Work to be completed:
Collect all lines from the records below that include the word "zakresu".

The input:
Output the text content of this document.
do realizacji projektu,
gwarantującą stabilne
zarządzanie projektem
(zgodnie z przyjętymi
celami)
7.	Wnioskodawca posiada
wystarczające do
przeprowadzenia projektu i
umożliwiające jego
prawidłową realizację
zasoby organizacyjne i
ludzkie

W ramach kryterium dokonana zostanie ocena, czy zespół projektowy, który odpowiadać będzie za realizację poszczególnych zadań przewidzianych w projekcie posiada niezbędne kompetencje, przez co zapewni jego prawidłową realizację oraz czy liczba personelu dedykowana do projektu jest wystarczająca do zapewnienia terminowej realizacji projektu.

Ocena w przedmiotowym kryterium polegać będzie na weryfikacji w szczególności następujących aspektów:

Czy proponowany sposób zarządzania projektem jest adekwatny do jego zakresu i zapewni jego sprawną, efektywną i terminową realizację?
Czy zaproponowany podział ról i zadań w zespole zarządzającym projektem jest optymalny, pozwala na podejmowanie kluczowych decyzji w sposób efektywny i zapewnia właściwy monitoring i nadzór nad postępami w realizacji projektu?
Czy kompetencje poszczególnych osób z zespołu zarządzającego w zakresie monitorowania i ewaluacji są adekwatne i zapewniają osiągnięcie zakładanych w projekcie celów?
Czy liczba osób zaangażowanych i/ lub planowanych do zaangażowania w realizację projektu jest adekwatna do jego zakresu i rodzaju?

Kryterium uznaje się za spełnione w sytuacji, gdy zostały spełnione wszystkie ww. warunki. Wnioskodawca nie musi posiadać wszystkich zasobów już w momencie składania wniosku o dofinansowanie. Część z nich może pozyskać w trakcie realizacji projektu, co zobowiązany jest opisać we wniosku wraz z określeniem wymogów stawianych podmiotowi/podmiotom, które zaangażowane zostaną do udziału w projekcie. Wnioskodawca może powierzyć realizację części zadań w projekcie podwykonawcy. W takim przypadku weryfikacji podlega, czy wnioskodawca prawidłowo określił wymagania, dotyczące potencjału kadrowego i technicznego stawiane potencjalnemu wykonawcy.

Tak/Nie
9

Solution to the exercise:
Czy proponowany sposób zarządzania projektem jest adekwatny do jego zakresu i zapewni jego sprawną, efektywną i terminową realizację?
Czy liczba osób zaangażowanych i/ lub planowanych do zaangażowania w realizację projektu jest adekwatna do jego zakresu i rodzaju?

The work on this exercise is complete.